- **Aim of the task**:
Your task is to transcribe, word for word, the line containing "What data populates" and all lines that follow it to the end of the entries. Leave out the pictures.

- **Given data**:
- - - -
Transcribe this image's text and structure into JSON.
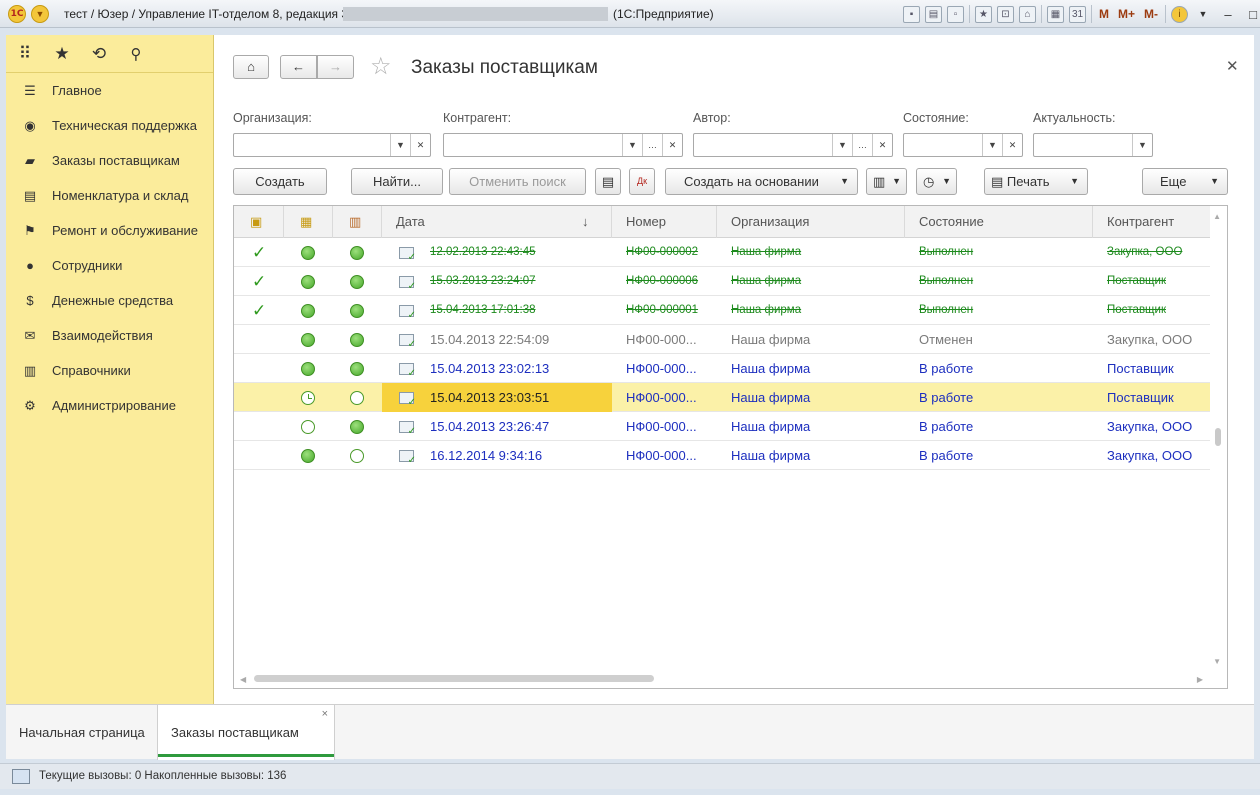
{
  "window": {
    "title": "тест / Юзер / Управление IT-отделом 8, редакция 3.0",
    "app_name": "(1С:Предприятие)",
    "toolbar_m": [
      "M",
      "M+",
      "M-"
    ]
  },
  "sidebar": {
    "items": [
      {
        "label": "Главное",
        "icon": "menu-icon"
      },
      {
        "label": "Техническая поддержка",
        "icon": "support-icon"
      },
      {
        "label": "Заказы поставщикам",
        "icon": "truck-icon"
      },
      {
        "label": "Номенклатура и склад",
        "icon": "printer-icon"
      },
      {
        "label": "Ремонт и обслуживание",
        "icon": "flag-icon"
      },
      {
        "label": "Сотрудники",
        "icon": "people-icon"
      },
      {
        "label": "Денежные средства",
        "icon": "money-bag-icon"
      },
      {
        "label": "Взаимодействия",
        "icon": "envelope-icon"
      },
      {
        "label": "Справочники",
        "icon": "books-icon"
      },
      {
        "label": "Администрирование",
        "icon": "gear-icon"
      }
    ]
  },
  "form": {
    "title": "Заказы поставщикам",
    "filters": {
      "organization_label": "Организация:",
      "counterparty_label": "Контрагент:",
      "author_label": "Автор:",
      "state_label": "Состояние:",
      "relevance_label": "Актуальность:"
    },
    "buttons": {
      "create": "Создать",
      "find": "Найти...",
      "cancel_search": "Отменить поиск",
      "create_based_on": "Создать на основании",
      "print": "Печать",
      "more": "Еще"
    }
  },
  "table": {
    "columns": [
      "Дата",
      "Номер",
      "Организация",
      "Состояние",
      "Контрагент"
    ],
    "sort_indicator": "↓",
    "rows": [
      {
        "locked": true,
        "s1": "full",
        "s2": "full",
        "date": "12.02.2013 22:43:45",
        "number": "НФ00-000002",
        "org": "Наша фирма",
        "state": "Выполнен",
        "counterparty": "Закупка, ООО",
        "style": "done"
      },
      {
        "locked": true,
        "s1": "full",
        "s2": "full",
        "date": "15.03.2013 23:24:07",
        "number": "НФ00-000006",
        "org": "Наша фирма",
        "state": "Выполнен",
        "counterparty": "Поставщик",
        "style": "done"
      },
      {
        "locked": true,
        "s1": "full",
        "s2": "full",
        "date": "15.04.2013 17:01:38",
        "number": "НФ00-000001",
        "org": "Наша фирма",
        "state": "Выполнен",
        "counterparty": "Поставщик",
        "style": "done"
      },
      {
        "locked": false,
        "s1": "full",
        "s2": "full",
        "date": "15.04.2013 22:54:09",
        "number": "НФ00-000...",
        "org": "Наша фирма",
        "state": "Отменен",
        "counterparty": "Закупка, ООО",
        "style": "cancel"
      },
      {
        "locked": false,
        "s1": "full",
        "s2": "full",
        "date": "15.04.2013 23:02:13",
        "number": "НФ00-000...",
        "org": "Наша фирма",
        "state": "В работе",
        "counterparty": "Поставщик",
        "style": "work"
      },
      {
        "locked": false,
        "s1": "clock",
        "s2": "empty",
        "date": "15.04.2013 23:03:51",
        "number": "НФ00-000...",
        "org": "Наша фирма",
        "state": "В работе",
        "counterparty": "Поставщик",
        "style": "work",
        "selected": true
      },
      {
        "locked": false,
        "s1": "empty",
        "s2": "full",
        "date": "15.04.2013 23:26:47",
        "number": "НФ00-000...",
        "org": "Наша фирма",
        "state": "В работе",
        "counterparty": "Закупка, ООО",
        "style": "work"
      },
      {
        "locked": false,
        "s1": "full",
        "s2": "empty",
        "date": "16.12.2014 9:34:16",
        "number": "НФ00-000...",
        "org": "Наша фирма",
        "state": "В работе",
        "counterparty": "Закупка, ООО",
        "style": "work"
      }
    ]
  },
  "tabs": [
    {
      "label": "Начальная страница"
    },
    {
      "label": "Заказы поставщикам"
    }
  ],
  "status": {
    "text": "Текущие вызовы: 0   Накопленные вызовы: 136"
  }
}
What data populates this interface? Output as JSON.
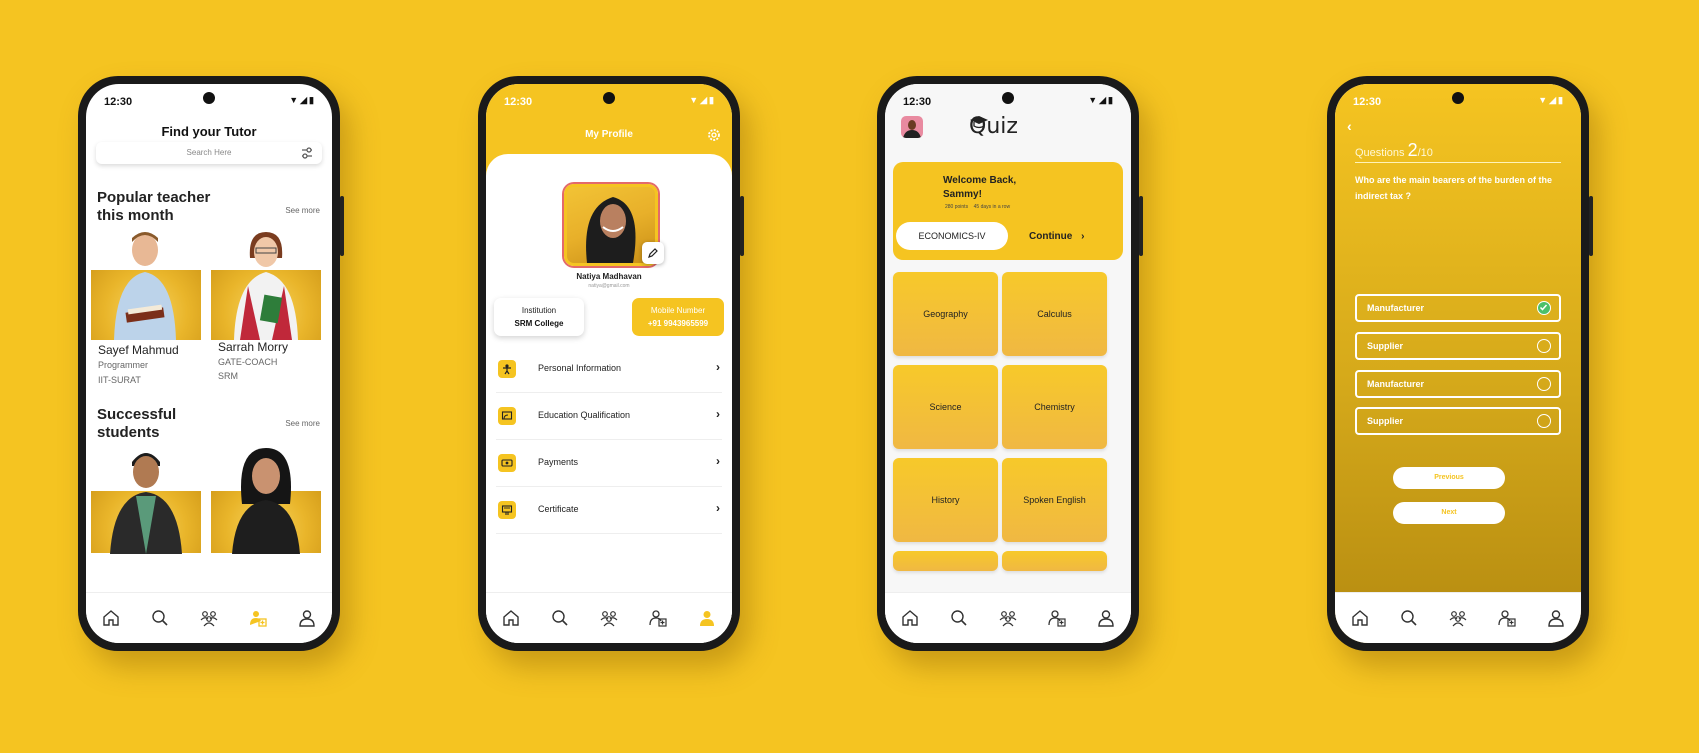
{
  "status": {
    "time": "12:30"
  },
  "nav_icons": [
    "home-icon",
    "search-icon",
    "group-icon",
    "add-person-icon",
    "profile-icon"
  ],
  "colors": {
    "accent": "#F5C421",
    "correct": "#4cc06a"
  },
  "tutor": {
    "title": "Find your Tutor",
    "search_placeholder": "Search Here",
    "popular_heading": "Popular teacher this month",
    "see_more_1": "See more",
    "teachers": [
      {
        "name": "Sayef Mahmud",
        "role": "Programmer",
        "org": "IIT-SURAT"
      },
      {
        "name": "Sarrah Morry",
        "role": "GATE-COACH",
        "org": "SRM"
      }
    ],
    "students_heading": "Successful students",
    "see_more_2": "See more"
  },
  "profile": {
    "title": "My Profile",
    "name": "Natiya Madhavan",
    "email": "natiya@gmail.com",
    "institution_label": "Institution",
    "institution_value": "SRM College",
    "mobile_label": "Mobile Number",
    "mobile_value": "+91 9943965599",
    "menu": [
      {
        "label": "Personal Information",
        "icon": "person-icon"
      },
      {
        "label": "Education Qualification",
        "icon": "certificate-screen-icon"
      },
      {
        "label": "Payments",
        "icon": "payment-icon"
      },
      {
        "label": "Certificate",
        "icon": "certificate-icon"
      }
    ]
  },
  "quiz": {
    "logo": "Quiz",
    "welcome_line1": "Welcome Back,",
    "welcome_line2": "Sammy!",
    "points": "280 points",
    "streak": "45 days in a row",
    "course": "ECONOMICS-IV",
    "continue": "Continue",
    "subjects": [
      "Geography",
      "Calculus",
      "Science",
      "Chemistry",
      "History",
      "Spoken English"
    ]
  },
  "question": {
    "label": "Questions",
    "number": "2",
    "total": "/10",
    "text": "Who are the main bearers of the burden of the indirect tax ?",
    "options": [
      {
        "label": "Manufacturer",
        "selected": true
      },
      {
        "label": "Supplier",
        "selected": false
      },
      {
        "label": "Manufacturer",
        "selected": false
      },
      {
        "label": "Supplier",
        "selected": false
      }
    ],
    "previous": "Previous",
    "next": "Next"
  }
}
- - - -
- **Worked solution**:
What data populates this interface? Output as JSON.
{
  "status": {
    "time": "12:30"
  },
  "nav_icons": [
    "home-icon",
    "search-icon",
    "group-icon",
    "add-person-icon",
    "profile-icon"
  ],
  "colors": {
    "accent": "#F5C421",
    "correct": "#4cc06a"
  },
  "tutor": {
    "title": "Find your Tutor",
    "search_placeholder": "Search Here",
    "popular_heading": "Popular teacher this month",
    "see_more_1": "See more",
    "teachers": [
      {
        "name": "Sayef Mahmud",
        "role": "Programmer",
        "org": "IIT-SURAT"
      },
      {
        "name": "Sarrah Morry",
        "role": "GATE-COACH",
        "org": "SRM"
      }
    ],
    "students_heading": "Successful students",
    "see_more_2": "See more"
  },
  "profile": {
    "title": "My Profile",
    "name": "Natiya Madhavan",
    "email": "natiya@gmail.com",
    "institution_label": "Institution",
    "institution_value": "SRM College",
    "mobile_label": "Mobile Number",
    "mobile_value": "+91 9943965599",
    "menu": [
      {
        "label": "Personal Information",
        "icon": "person-icon"
      },
      {
        "label": "Education Qualification",
        "icon": "certificate-screen-icon"
      },
      {
        "label": "Payments",
        "icon": "payment-icon"
      },
      {
        "label": "Certificate",
        "icon": "certificate-icon"
      }
    ]
  },
  "quiz": {
    "logo": "Quiz",
    "welcome_line1": "Welcome Back,",
    "welcome_line2": "Sammy!",
    "points": "280 points",
    "streak": "45 days in a row",
    "course": "ECONOMICS-IV",
    "continue": "Continue",
    "subjects": [
      "Geography",
      "Calculus",
      "Science",
      "Chemistry",
      "History",
      "Spoken English"
    ]
  },
  "question": {
    "label": "Questions",
    "number": "2",
    "total": "/10",
    "text": "Who are the main bearers of the burden of the indirect tax ?",
    "options": [
      {
        "label": "Manufacturer",
        "selected": true
      },
      {
        "label": "Supplier",
        "selected": false
      },
      {
        "label": "Manufacturer",
        "selected": false
      },
      {
        "label": "Supplier",
        "selected": false
      }
    ],
    "previous": "Previous",
    "next": "Next"
  }
}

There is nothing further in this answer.